## START
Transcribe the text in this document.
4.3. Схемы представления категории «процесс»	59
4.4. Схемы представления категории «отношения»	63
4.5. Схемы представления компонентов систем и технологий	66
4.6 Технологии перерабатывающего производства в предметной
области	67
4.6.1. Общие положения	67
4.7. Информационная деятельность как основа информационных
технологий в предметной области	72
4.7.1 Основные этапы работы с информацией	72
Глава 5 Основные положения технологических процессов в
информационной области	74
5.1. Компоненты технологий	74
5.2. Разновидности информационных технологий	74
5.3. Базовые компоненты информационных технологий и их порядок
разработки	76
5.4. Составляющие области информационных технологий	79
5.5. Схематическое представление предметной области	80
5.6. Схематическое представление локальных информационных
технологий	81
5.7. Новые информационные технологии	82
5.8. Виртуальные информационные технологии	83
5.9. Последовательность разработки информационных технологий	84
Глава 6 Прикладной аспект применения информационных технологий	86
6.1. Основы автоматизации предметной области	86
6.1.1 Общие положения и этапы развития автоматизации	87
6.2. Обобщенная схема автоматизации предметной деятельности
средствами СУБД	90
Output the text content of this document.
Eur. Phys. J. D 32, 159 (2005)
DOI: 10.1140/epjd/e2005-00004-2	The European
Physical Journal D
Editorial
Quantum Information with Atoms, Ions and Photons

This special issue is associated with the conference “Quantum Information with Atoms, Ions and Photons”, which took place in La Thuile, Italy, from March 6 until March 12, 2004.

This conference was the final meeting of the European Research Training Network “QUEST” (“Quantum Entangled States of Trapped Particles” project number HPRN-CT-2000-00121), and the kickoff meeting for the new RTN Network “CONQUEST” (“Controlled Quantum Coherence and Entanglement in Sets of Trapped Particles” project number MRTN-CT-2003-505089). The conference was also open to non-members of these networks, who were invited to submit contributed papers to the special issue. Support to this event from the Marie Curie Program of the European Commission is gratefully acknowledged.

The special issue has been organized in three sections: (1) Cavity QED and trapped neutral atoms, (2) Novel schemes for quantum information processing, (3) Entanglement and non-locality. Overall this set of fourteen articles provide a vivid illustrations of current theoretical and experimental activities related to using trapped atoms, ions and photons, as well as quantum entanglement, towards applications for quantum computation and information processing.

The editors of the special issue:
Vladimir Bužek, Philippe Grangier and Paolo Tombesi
## END
Stated goal
Every entry should be output exactly as written, please.

Task answer
Transcribe the text in this document.
4.3. Схемы представления категории «процесс»	59
4.4. Схемы представления категории «отношения»	63
4.5. Схемы представления компонентов систем и технологий	66
4.6 Технологии перерабатывающего производства в предметной
области	67
4.6.1. Общие положения	67
4.7. Информационная деятельность как основа информационных
технологий в предметной области	72
4.7.1 Основные этапы работы с информацией	72
Глава 5 Основные положения технологических процессов в
информационной области	74
5.1. Компоненты технологий	74
5.2. Разновидности информационных технологий	74
5.3. Базовые компоненты информационных технологий и их порядок
разработки	76
5.4. Составляющие области информационных технологий	79
5.5. Схематическое представление предметной области	80
5.6. Схематическое представление локальных информационных
технологий	81
5.7. Новые информационные технологии	82
5.8. Виртуальные информационные технологии	83
5.9. Последовательность разработки информационных технологий	84
Глава 6 Прикладной аспект применения информационных технологий	86
6.1. Основы автоматизации предметной области	86
6.1.1 Общие положения и этапы развития автоматизации	87
6.2. Обобщенная схема автоматизации предметной деятельности
средствами СУБД	90
Output the text content of this document.
Eur. Phys. J. D 32, 159 (2005)
DOI: 10.1140/epjd/e2005-00004-2	The European
Physical Journal D
Editorial
Quantum Information with Atoms, Ions and Photons

This special issue is associated with the conference “Quantum Information with Atoms, Ions and Photons”, which took place in La Thuile, Italy, from March 6 until March 12, 2004.

This conference was the final meeting of the European Research Training Network “QUEST” (“Quantum Entangled States of Trapped Particles” project number HPRN-CT-2000-00121), and the kickoff meeting for the new RTN Network “CONQUEST” (“Controlled Quantum Coherence and Entanglement in Sets of Trapped Particles” project number MRTN-CT-2003-505089). The conference was also open to non-members of these networks, who were invited to submit contributed papers to the special issue. Support to this event from the Marie Curie Program of the European Commission is gratefully acknowledged.

The special issue has been organized in three sections: (1) Cavity QED and trapped neutral atoms, (2) Novel schemes for quantum information processing, (3) Entanglement and non-locality. Overall this set of fourteen articles provide a vivid illustrations of current theoretical and experimental activities related to using trapped atoms, ions and photons, as well as quantum entanglement, towards applications for quantum computation and information processing.

The editors of the special issue:
Vladimir Bužek, Philippe Grangier and Paolo Tombesi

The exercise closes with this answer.